Written problem
Keep every line where the word "REVIEW" appears; drop the rest.

Entries supplied
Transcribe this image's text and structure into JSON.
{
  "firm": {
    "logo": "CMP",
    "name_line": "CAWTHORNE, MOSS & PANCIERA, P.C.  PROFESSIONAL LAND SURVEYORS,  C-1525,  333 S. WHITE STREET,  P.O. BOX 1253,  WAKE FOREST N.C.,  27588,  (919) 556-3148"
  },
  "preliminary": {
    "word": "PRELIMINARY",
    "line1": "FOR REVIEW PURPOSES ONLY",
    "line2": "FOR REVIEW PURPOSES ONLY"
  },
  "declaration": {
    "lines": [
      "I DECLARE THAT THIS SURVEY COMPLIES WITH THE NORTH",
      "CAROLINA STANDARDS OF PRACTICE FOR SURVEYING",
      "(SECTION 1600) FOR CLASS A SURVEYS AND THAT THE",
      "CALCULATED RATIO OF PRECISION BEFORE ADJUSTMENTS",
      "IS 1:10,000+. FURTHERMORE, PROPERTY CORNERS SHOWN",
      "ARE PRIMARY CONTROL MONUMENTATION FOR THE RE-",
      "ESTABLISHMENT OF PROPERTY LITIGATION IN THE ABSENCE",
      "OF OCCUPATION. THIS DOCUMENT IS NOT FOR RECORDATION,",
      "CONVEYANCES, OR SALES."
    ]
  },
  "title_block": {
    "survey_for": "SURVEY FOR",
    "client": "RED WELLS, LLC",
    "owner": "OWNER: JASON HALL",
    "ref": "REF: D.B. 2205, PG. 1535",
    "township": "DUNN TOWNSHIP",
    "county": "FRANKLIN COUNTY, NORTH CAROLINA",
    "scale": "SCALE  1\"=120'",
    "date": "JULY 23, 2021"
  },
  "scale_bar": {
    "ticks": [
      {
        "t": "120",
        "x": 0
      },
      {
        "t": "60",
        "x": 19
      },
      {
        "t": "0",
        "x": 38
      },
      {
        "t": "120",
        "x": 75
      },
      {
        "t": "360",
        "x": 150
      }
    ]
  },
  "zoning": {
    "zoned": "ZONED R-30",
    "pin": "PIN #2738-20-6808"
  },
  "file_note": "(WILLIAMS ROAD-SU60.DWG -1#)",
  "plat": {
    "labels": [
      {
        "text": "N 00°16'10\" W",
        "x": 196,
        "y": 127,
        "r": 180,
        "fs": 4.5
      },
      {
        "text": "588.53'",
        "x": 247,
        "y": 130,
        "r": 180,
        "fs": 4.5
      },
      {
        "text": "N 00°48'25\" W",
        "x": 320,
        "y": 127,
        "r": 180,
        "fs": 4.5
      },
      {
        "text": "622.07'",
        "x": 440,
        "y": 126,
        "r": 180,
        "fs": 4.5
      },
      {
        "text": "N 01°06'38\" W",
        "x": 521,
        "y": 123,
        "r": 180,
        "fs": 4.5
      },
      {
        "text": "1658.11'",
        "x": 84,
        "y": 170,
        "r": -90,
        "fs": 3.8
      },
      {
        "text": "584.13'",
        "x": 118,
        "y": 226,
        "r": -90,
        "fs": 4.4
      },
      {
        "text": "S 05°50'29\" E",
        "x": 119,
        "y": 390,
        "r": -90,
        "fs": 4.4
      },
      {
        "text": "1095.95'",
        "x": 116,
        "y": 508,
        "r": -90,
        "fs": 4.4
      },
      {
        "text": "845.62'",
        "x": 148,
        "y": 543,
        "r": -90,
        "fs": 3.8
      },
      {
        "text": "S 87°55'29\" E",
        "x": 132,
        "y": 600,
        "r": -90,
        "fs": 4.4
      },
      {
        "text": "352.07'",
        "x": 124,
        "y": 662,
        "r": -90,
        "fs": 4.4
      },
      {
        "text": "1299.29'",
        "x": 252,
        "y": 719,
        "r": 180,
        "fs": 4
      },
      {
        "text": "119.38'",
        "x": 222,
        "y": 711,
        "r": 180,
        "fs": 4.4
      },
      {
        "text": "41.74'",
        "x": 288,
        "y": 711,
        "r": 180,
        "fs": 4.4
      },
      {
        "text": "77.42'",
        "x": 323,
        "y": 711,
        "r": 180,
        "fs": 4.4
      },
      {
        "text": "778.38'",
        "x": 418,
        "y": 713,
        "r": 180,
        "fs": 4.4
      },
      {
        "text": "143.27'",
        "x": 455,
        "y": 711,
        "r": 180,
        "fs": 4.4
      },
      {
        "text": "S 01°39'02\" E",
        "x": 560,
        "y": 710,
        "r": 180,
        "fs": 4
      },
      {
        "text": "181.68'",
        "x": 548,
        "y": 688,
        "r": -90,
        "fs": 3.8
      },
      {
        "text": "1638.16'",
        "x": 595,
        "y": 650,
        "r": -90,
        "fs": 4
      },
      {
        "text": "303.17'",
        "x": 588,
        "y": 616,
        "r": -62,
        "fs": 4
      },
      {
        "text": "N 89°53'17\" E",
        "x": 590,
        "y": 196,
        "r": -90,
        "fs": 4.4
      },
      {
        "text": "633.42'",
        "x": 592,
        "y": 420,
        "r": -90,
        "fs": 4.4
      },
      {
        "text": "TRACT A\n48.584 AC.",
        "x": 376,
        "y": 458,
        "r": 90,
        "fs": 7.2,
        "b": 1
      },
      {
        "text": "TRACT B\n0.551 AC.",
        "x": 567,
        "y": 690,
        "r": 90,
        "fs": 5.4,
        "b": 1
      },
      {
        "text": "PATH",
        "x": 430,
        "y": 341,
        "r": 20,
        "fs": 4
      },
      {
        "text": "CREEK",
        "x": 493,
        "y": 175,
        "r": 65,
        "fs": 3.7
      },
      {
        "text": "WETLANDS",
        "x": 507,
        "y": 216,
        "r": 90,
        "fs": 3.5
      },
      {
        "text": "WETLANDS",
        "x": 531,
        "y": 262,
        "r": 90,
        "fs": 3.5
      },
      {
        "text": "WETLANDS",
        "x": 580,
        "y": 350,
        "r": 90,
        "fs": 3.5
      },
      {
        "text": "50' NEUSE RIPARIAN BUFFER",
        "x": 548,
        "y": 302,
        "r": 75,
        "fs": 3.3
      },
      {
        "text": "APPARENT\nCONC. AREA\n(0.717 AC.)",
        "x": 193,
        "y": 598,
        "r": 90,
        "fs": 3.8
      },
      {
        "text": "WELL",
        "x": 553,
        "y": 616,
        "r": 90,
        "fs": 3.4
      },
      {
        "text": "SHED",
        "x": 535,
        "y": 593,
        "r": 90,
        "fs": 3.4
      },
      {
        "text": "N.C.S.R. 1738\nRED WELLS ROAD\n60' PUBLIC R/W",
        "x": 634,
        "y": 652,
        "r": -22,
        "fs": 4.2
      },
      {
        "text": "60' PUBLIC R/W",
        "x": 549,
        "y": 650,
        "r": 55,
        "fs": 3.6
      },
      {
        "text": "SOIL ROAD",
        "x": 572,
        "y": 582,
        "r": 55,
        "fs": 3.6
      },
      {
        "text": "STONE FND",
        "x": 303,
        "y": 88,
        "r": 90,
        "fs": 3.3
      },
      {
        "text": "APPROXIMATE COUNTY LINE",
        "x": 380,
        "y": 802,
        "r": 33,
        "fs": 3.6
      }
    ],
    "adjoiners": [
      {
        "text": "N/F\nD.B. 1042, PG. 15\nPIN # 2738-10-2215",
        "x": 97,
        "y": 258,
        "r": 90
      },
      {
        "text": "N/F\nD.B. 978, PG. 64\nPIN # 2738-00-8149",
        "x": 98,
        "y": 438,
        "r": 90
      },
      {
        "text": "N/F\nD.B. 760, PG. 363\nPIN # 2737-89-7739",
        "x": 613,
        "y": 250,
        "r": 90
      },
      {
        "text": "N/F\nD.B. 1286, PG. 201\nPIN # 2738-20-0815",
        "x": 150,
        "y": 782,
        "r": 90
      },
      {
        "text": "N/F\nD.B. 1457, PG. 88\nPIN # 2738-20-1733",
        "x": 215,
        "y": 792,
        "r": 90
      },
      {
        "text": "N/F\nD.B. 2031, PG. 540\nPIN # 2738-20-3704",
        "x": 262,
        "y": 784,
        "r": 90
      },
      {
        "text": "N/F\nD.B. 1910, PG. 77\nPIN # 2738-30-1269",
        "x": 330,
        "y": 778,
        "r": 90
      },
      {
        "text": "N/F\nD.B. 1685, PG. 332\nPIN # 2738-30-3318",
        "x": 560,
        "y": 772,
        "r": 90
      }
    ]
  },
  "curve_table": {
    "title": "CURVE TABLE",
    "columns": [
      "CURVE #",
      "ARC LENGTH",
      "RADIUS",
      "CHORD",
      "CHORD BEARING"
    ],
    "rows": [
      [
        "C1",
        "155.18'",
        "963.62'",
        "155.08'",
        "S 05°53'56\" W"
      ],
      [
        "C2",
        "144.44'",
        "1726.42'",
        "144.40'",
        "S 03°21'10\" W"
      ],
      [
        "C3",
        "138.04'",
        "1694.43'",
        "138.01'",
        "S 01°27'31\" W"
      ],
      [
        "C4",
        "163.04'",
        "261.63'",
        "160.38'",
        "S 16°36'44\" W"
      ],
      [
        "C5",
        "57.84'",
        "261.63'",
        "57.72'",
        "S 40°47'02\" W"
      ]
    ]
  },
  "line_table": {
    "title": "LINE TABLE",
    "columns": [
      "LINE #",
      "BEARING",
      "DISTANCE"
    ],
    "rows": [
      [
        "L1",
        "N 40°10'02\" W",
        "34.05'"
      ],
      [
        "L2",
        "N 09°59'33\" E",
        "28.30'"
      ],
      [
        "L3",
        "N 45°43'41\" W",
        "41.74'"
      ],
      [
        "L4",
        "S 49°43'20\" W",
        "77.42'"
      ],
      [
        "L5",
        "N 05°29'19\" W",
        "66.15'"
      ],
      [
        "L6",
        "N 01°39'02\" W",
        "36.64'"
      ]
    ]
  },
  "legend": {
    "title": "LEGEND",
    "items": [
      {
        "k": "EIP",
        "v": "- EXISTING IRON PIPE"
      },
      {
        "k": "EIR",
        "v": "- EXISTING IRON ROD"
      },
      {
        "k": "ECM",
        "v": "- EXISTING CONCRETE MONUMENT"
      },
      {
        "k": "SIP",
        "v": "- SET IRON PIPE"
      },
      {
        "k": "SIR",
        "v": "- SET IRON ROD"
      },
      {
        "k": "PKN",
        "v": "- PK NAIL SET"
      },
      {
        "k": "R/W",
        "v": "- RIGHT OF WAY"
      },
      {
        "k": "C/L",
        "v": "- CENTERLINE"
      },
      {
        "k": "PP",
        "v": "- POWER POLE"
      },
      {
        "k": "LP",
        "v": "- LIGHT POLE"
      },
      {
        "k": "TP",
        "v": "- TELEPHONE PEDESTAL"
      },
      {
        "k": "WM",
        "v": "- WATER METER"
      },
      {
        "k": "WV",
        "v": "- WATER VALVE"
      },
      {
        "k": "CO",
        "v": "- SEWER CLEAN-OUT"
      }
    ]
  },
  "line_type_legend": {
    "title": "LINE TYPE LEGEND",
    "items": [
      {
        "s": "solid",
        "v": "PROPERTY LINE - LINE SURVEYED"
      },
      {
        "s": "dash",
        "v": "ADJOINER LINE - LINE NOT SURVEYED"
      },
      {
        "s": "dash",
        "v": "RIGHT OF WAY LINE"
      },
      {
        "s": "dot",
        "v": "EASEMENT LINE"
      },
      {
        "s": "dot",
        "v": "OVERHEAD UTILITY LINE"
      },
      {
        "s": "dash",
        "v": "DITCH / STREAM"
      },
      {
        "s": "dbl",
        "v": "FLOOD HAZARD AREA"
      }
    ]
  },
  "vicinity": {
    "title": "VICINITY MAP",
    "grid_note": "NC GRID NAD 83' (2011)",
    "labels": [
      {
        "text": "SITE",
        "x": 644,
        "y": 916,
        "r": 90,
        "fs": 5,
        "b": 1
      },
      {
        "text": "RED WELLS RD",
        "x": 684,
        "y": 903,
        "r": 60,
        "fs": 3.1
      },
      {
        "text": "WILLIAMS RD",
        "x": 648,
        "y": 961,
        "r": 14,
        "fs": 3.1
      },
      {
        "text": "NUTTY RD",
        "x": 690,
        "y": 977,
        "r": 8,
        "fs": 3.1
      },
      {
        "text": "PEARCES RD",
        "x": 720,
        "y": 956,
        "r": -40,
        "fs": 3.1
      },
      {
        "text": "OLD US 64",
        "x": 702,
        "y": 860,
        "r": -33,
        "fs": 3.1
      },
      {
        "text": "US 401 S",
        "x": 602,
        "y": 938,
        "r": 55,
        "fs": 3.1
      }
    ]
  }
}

Output below
    "line1": "FOR REVIEW PURPOSES ONLY",
    "line2": "FOR REVIEW PURPOSES ONLY"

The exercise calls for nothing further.